§ **Stated exercise**
Please convert all of the data below into a numbered list with one item per line, leaving out blank lines and pictures.
━━━━━ Data entries ━━━━━
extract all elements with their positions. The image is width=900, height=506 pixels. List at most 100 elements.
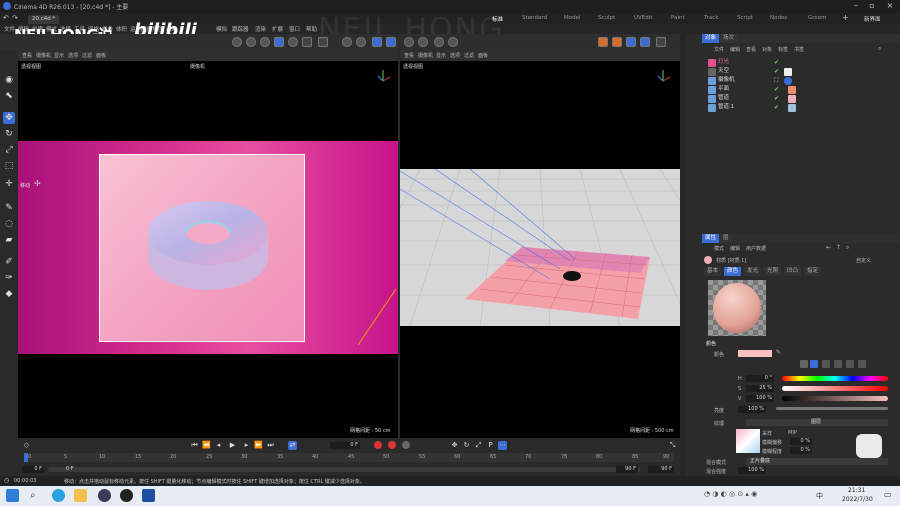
weight-icon[interactable]: ◆ [3, 288, 15, 300]
tray-icons[interactable]: ◔ ◑ ◐ ◎ ⊙ ▴ ◉ [704, 490, 757, 498]
object-row[interactable]: 管道.1 ✔ [706, 103, 900, 112]
transform-icon[interactable]: ⬚ [3, 160, 15, 172]
render-settings-button[interactable] [626, 37, 636, 47]
brush-icon[interactable]: ✐ [3, 256, 15, 268]
play-icon[interactable]: ▶ [228, 441, 237, 450]
material-tag-icon[interactable] [788, 94, 796, 103]
attr-menu-item[interactable]: 用户数据 [746, 245, 766, 252]
swatches-icon[interactable] [858, 360, 866, 368]
search-icon[interactable]: ⌕ [30, 489, 43, 502]
color-swatch[interactable] [738, 350, 772, 357]
close-icon[interactable]: × [882, 1, 898, 10]
file-explorer-icon[interactable] [74, 489, 87, 502]
prev-frame-icon[interactable]: ◂ [214, 441, 223, 450]
windows-start-icon[interactable] [6, 489, 19, 502]
toolbar-button[interactable] [246, 37, 256, 47]
toolbar-button[interactable] [232, 37, 242, 47]
next-frame-icon[interactable]: ▸ [242, 441, 251, 450]
viewport-menu-item[interactable]: 摄像机 [36, 52, 51, 59]
end-frame-field[interactable]: 90 F [648, 466, 674, 473]
toolbar-button[interactable] [318, 37, 328, 47]
spectrum-icon[interactable] [834, 360, 842, 368]
word-icon[interactable] [142, 489, 155, 502]
up-icon[interactable]: ↑ [836, 244, 841, 251]
obj-menu-item[interactable]: 标签 [778, 46, 788, 53]
check-icon[interactable]: ✔ [774, 67, 779, 76]
blur-scale-field[interactable]: 0 % [790, 447, 812, 454]
viewport-menu-item[interactable]: 选项 [68, 52, 78, 59]
texture-field[interactable]: 图层 [746, 419, 888, 426]
undo-icon[interactable]: ↶ [3, 14, 9, 22]
value-slider[interactable] [782, 396, 888, 401]
toolbar-button[interactable] [434, 37, 444, 47]
loop-icon[interactable]: ⇄ [288, 441, 297, 450]
sample-value[interactable]: MIP [788, 430, 797, 436]
camera-tag-icon[interactable]: ⛶ [774, 76, 778, 85]
material-tag-icon[interactable] [788, 85, 796, 94]
range-slider[interactable] [48, 467, 640, 472]
check-icon[interactable]: ✔ [774, 94, 779, 103]
tab-attributes[interactable]: 属性 [702, 234, 720, 243]
saturation-slider[interactable] [782, 386, 888, 391]
notification-icon[interactable]: ▭ [884, 490, 892, 499]
scale-key-icon[interactable]: ⤢ [474, 441, 483, 450]
go-start-icon[interactable]: ⏮ [190, 441, 199, 450]
brightness-slider[interactable] [776, 407, 888, 410]
layout-tab[interactable]: Paint [671, 15, 685, 21]
range-end-field[interactable]: 90 F [616, 466, 638, 473]
material-tag-icon[interactable] [788, 103, 796, 112]
next-key-icon[interactable]: ⏩ [254, 441, 263, 450]
back-icon[interactable]: ← [826, 244, 831, 251]
toolbar-button[interactable] [302, 37, 312, 47]
render-view-button[interactable] [598, 37, 608, 47]
tab-objects[interactable]: 对象 [702, 34, 720, 43]
blur-offset-field[interactable]: 0 % [790, 438, 812, 445]
viewport-left[interactable]: 透视视图 摄像机 移动 ✢ 网格间距 : 50 cm [18, 61, 398, 438]
obj-menu-item[interactable]: 文件 [714, 46, 724, 53]
minimize-icon[interactable]: – [848, 1, 864, 10]
layout-tab[interactable]: Groom [808, 15, 827, 21]
paint-icon[interactable]: ✑ [3, 272, 15, 284]
current-frame-field[interactable]: 0 F [330, 442, 360, 449]
tab-assign[interactable]: 指定 [804, 267, 822, 276]
viewport-menu-item[interactable]: 面板 [478, 52, 488, 59]
viewport-right[interactable]: 透视视图 网格间距 : 500 cm [400, 61, 680, 438]
keyframe-selection-icon[interactable] [402, 441, 410, 449]
obj-menu-item[interactable]: 查看 [746, 46, 756, 53]
hue-slider[interactable] [782, 376, 888, 381]
brightness-field[interactable]: 100 % [738, 406, 766, 413]
eyedropper-icon[interactable]: ✎ [776, 349, 781, 356]
hsv-mode-icon[interactable] [810, 360, 818, 368]
auto-key-icon[interactable] [388, 441, 396, 449]
search-icon[interactable]: ⌕ [878, 45, 881, 53]
viewport-menu-item[interactable]: 过滤 [82, 52, 92, 59]
maximize-icon[interactable]: ▫ [864, 1, 880, 10]
check-icon[interactable]: ✔ [774, 58, 779, 67]
tab-layers[interactable]: 层 [720, 234, 732, 243]
render-button[interactable] [612, 37, 622, 47]
toolbar-button[interactable] [404, 37, 414, 47]
obj-menu-item[interactable]: 书签 [794, 46, 804, 53]
attr-menu-item[interactable]: 编辑 [730, 245, 740, 252]
select-icon[interactable]: ◉ [3, 74, 15, 86]
layout-tab[interactable]: Nodes [770, 15, 787, 21]
layout-tab[interactable]: UVEdit [634, 15, 652, 21]
extrude-icon[interactable]: ▰ [3, 234, 15, 246]
material-tag-icon[interactable] [784, 67, 792, 76]
viewport-menu-item[interactable]: 显示 [54, 52, 64, 59]
prev-key-icon[interactable]: ⏪ [202, 441, 211, 450]
attr-menu-item[interactable]: 模式 [714, 245, 724, 252]
layout-new-label[interactable]: 新界面 [864, 15, 881, 23]
menu-item[interactable]: 模拟 [216, 25, 227, 33]
axis-icon[interactable]: ✛ [3, 178, 15, 190]
param-key-icon[interactable]: P [486, 441, 495, 450]
rotate-icon[interactable]: ↻ [3, 128, 15, 140]
target-tag-icon[interactable] [784, 76, 792, 85]
search-icon[interactable]: ⌕ [846, 244, 849, 252]
move-key-icon[interactable]: ✥ [450, 441, 459, 450]
rotate-key-icon[interactable]: ↻ [462, 441, 471, 450]
go-end-icon[interactable]: ⏭ [266, 441, 275, 450]
app-icon[interactable] [98, 489, 111, 502]
object-mode-button[interactable] [274, 37, 284, 47]
keyframe-icon[interactable]: ◇ [22, 441, 31, 450]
━━━━━
§ **In response**
1. extract all elements with their positions. The image is width=900, height=506 pixels. List at most 100 elements.
2. weight-icon[interactable]: ◆ [3, 288, 15, 300]
3. tray-icons[interactable]: ◔ ◑ ◐ ◎ ⊙ ▴ ◉ [704, 490, 757, 498]
4. object-row[interactable]: 管道.1 ✔ [706, 103, 900, 112]
5. transform-icon[interactable]: ⬚ [3, 160, 15, 172]
6. render-settings-button[interactable] [626, 37, 636, 47]
7. brush-icon[interactable]: ✐ [3, 256, 15, 268]
8. play-icon[interactable]: ▶ [228, 441, 237, 450]
9. material-tag-icon[interactable] [788, 94, 796, 103]
10. attr-menu-item[interactable]: 用户数据 [746, 245, 766, 252]
11. swatches-icon[interactable] [858, 360, 866, 368]
12. search-icon[interactable]: ⌕ [30, 489, 43, 502]
13. color-swatch[interactable] [738, 350, 772, 357]
14. close-icon[interactable]: × [882, 1, 898, 10]
15. file-explorer-icon[interactable] [74, 489, 87, 502]
16. prev-frame-icon[interactable]: ◂ [214, 441, 223, 450]
17. windows-start-icon[interactable] [6, 489, 19, 502]
18. toolbar-button[interactable] [246, 37, 256, 47]
19. toolbar-button[interactable] [232, 37, 242, 47]
20. next-frame-icon[interactable]: ▸ [242, 441, 251, 450]
21. viewport-menu-item[interactable]: 摄像机 [36, 52, 51, 59]
22. end-frame-field[interactable]: 90 F [648, 466, 674, 473]
23. toolbar-button[interactable] [318, 37, 328, 47]
24. spectrum-icon[interactable] [834, 360, 842, 368]
25. word-icon[interactable] [142, 489, 155, 502]
26. up-icon[interactable]: ↑ [836, 244, 841, 251]
27. obj-menu-item[interactable]: 标签 [778, 46, 788, 53]
28. check-icon[interactable]: ✔ [774, 67, 779, 76]
29. blur-scale-field[interactable]: 0 % [790, 447, 812, 454]
30. viewport-menu-item[interactable]: 选项 [68, 52, 78, 59]
31. texture-field[interactable]: 图层 [746, 419, 888, 426]
32. undo-icon[interactable]: ↶ [3, 14, 9, 22]
33. value-slider[interactable] [782, 396, 888, 401]
34. toolbar-button[interactable] [434, 37, 444, 47]
35. loop-icon[interactable]: ⇄ [288, 441, 297, 450]
36. sample-value[interactable]: MIP [788, 430, 797, 436]
37. camera-tag-icon[interactable]: ⛶ [774, 76, 778, 85]
38. material-tag-icon[interactable] [788, 85, 796, 94]
39. range-slider[interactable] [48, 467, 640, 472]
40. check-icon[interactable]: ✔ [774, 94, 779, 103]
41. tab-attributes[interactable]: 属性 [702, 234, 720, 243]
42. saturation-slider[interactable] [782, 386, 888, 391]
43. notification-icon[interactable]: ▭ [884, 490, 892, 499]
44. scale-key-icon[interactable]: ⤢ [474, 441, 483, 450]
45. go-start-icon[interactable]: ⏮ [190, 441, 199, 450]
46. brightness-slider[interactable] [776, 407, 888, 410]
47. layout-tab[interactable]: Paint [671, 15, 685, 21]
48. range-end-field[interactable]: 90 F [616, 466, 638, 473]
49. material-tag-icon[interactable] [788, 103, 796, 112]
50. next-key-icon[interactable]: ⏩ [254, 441, 263, 450]
51. back-icon[interactable]: ← [826, 244, 831, 251]
52. toolbar-button[interactable] [302, 37, 312, 47]
53. render-view-button[interactable] [598, 37, 608, 47]
54. tab-objects[interactable]: 对象 [702, 34, 720, 43]
55. blur-offset-field[interactable]: 0 % [790, 438, 812, 445]
56. viewport-left[interactable]: 透视视图 摄像机 移动 ✢ 网格间距 : 50 cm [18, 61, 398, 438]
57. obj-menu-item[interactable]: 文件 [714, 46, 724, 53]
58. minimize-icon[interactable]: – [848, 1, 864, 10]
59. layout-tab[interactable]: Groom [808, 15, 827, 21]
60. paint-icon[interactable]: ✑ [3, 272, 15, 284]
61. current-frame-field[interactable]: 0 F [330, 442, 360, 449]
62. tab-assign[interactable]: 指定 [804, 267, 822, 276]
63. viewport-menu-item[interactable]: 面板 [478, 52, 488, 59]
64. viewport-right[interactable]: 透视视图 网格间距 : 500 cm [400, 61, 680, 438]
65. keyframe-selection-icon[interactable] [402, 441, 410, 449]
66. obj-menu-item[interactable]: 查看 [746, 46, 756, 53]
67. hue-slider[interactable] [782, 376, 888, 381]
68. brightness-field[interactable]: 100 % [738, 406, 766, 413]
69. eyedropper-icon[interactable]: ✎ [776, 349, 781, 356]
70. hsv-mode-icon[interactable] [810, 360, 818, 368]
71. auto-key-icon[interactable] [388, 441, 396, 449]
72. search-icon[interactable]: ⌕ [878, 45, 881, 53]
73. viewport-menu-item[interactable]: 过滤 [82, 52, 92, 59]
74. maximize-icon[interactable]: ▫ [864, 1, 880, 10]
75. check-icon[interactable]: ✔ [774, 58, 779, 67]
76. tab-layers[interactable]: 层 [720, 234, 732, 243]
77. render-button[interactable] [612, 37, 622, 47]
78. toolbar-button[interactable] [404, 37, 414, 47]
79. obj-menu-item[interactable]: 书签 [794, 46, 804, 53]
80. attr-menu-item[interactable]: 编辑 [730, 245, 740, 252]
81. select-icon[interactable]: ◉ [3, 74, 15, 86]
82. layout-tab[interactable]: Nodes [770, 15, 787, 21]
83. layout-tab[interactable]: UVEdit [634, 15, 652, 21]
84. extrude-icon[interactable]: ▰ [3, 234, 15, 246]
85. material-tag-icon[interactable] [784, 67, 792, 76]
86. viewport-menu-item[interactable]: 显示 [54, 52, 64, 59]
87. prev-key-icon[interactable]: ⏪ [202, 441, 211, 450]
88. attr-menu-item[interactable]: 模式 [714, 245, 724, 252]
89. layout-new-label[interactable]: 新界面 [864, 15, 881, 23]
90. menu-item[interactable]: 模拟 [216, 25, 227, 33]
91. axis-icon[interactable]: ✛ [3, 178, 15, 190]
92. param-key-icon[interactable]: P [486, 441, 495, 450]
93. rotate-icon[interactable]: ↻ [3, 128, 15, 140]
94. target-tag-icon[interactable] [784, 76, 792, 85]
95. search-icon[interactable]: ⌕ [846, 244, 849, 252]
96. move-key-icon[interactable]: ✥ [450, 441, 459, 450]
97. rotate-key-icon[interactable]: ↻ [462, 441, 471, 450]
98. go-end-icon[interactable]: ⏭ [266, 441, 275, 450]
99. app-icon[interactable] [98, 489, 111, 502]
100. object-mode-button[interactable] [274, 37, 284, 47]
101. keyframe-icon[interactable]: ◇ [22, 441, 31, 450]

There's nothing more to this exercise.